[Collected data]
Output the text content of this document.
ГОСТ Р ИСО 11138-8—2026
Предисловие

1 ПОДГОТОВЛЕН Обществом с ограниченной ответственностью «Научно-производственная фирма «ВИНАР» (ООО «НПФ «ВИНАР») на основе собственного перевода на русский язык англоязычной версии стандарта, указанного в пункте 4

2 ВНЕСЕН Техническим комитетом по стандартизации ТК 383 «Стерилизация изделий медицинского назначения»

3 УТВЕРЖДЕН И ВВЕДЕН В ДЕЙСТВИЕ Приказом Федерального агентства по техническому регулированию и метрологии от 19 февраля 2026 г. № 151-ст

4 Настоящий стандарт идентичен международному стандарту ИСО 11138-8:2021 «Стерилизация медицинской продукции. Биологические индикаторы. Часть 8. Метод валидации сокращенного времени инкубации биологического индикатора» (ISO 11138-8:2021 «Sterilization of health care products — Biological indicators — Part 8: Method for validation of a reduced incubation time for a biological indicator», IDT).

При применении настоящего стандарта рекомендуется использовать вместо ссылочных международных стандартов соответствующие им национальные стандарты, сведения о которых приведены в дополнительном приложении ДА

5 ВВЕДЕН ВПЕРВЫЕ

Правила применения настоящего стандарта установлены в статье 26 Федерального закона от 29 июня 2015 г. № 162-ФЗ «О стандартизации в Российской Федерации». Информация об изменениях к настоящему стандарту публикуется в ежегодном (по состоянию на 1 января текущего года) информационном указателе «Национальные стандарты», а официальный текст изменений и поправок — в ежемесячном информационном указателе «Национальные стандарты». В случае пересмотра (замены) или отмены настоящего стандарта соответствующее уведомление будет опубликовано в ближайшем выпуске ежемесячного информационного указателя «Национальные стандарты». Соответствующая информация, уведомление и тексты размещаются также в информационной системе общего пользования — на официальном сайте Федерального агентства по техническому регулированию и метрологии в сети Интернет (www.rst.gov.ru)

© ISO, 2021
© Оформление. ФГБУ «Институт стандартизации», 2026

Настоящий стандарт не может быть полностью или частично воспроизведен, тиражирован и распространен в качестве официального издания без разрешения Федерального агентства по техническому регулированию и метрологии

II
--
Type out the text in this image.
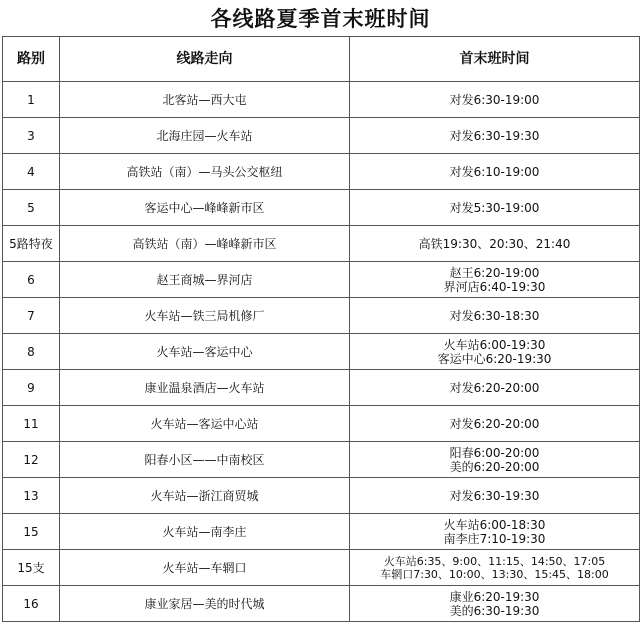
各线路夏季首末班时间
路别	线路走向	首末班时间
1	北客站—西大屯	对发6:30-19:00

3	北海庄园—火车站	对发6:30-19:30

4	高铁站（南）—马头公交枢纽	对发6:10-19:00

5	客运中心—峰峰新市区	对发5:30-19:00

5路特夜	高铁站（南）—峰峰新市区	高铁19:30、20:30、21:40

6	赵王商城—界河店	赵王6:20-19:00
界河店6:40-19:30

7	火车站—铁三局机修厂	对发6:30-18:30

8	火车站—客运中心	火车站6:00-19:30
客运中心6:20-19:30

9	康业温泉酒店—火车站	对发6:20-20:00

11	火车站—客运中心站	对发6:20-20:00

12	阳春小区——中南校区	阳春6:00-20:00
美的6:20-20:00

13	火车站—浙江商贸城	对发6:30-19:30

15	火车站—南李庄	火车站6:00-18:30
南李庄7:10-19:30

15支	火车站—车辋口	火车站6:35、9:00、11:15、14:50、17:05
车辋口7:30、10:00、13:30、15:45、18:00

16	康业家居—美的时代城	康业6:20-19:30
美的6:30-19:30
* * *
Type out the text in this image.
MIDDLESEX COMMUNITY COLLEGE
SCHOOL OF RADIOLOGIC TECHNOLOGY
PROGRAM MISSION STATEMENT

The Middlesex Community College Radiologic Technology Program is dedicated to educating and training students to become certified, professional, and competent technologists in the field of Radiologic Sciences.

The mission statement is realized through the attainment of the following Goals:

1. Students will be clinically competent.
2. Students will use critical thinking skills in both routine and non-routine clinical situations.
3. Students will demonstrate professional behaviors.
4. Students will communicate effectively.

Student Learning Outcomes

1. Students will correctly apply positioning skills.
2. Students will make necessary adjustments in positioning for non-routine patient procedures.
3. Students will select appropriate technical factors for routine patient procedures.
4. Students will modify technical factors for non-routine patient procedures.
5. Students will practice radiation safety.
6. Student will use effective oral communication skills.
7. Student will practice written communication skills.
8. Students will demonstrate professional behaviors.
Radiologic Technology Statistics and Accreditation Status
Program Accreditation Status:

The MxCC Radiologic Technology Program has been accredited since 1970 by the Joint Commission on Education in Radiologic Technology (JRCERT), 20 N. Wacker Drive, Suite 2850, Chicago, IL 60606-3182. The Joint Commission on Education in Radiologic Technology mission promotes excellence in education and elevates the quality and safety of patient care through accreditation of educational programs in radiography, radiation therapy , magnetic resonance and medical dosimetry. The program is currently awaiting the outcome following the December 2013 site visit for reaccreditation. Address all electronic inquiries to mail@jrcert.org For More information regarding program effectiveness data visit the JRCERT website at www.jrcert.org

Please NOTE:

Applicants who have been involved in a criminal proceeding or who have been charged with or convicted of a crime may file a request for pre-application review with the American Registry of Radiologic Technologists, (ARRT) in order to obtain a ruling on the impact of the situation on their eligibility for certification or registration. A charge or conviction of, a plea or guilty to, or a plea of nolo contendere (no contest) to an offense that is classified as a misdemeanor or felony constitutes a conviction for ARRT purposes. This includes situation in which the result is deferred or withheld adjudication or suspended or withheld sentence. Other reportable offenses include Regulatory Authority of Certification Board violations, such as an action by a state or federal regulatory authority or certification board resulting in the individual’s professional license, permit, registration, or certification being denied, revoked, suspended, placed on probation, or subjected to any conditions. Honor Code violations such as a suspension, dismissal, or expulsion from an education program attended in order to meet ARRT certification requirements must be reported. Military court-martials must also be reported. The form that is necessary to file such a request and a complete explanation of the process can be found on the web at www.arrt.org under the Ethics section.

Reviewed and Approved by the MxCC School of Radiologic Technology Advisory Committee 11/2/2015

EXERCISE GOAL ▸ Go through the records and pull out each line that includes the word "demonstrate".

RESULT ▸
3. Students will demonstrate professional behaviors.
8. Students will demonstrate professional behaviors.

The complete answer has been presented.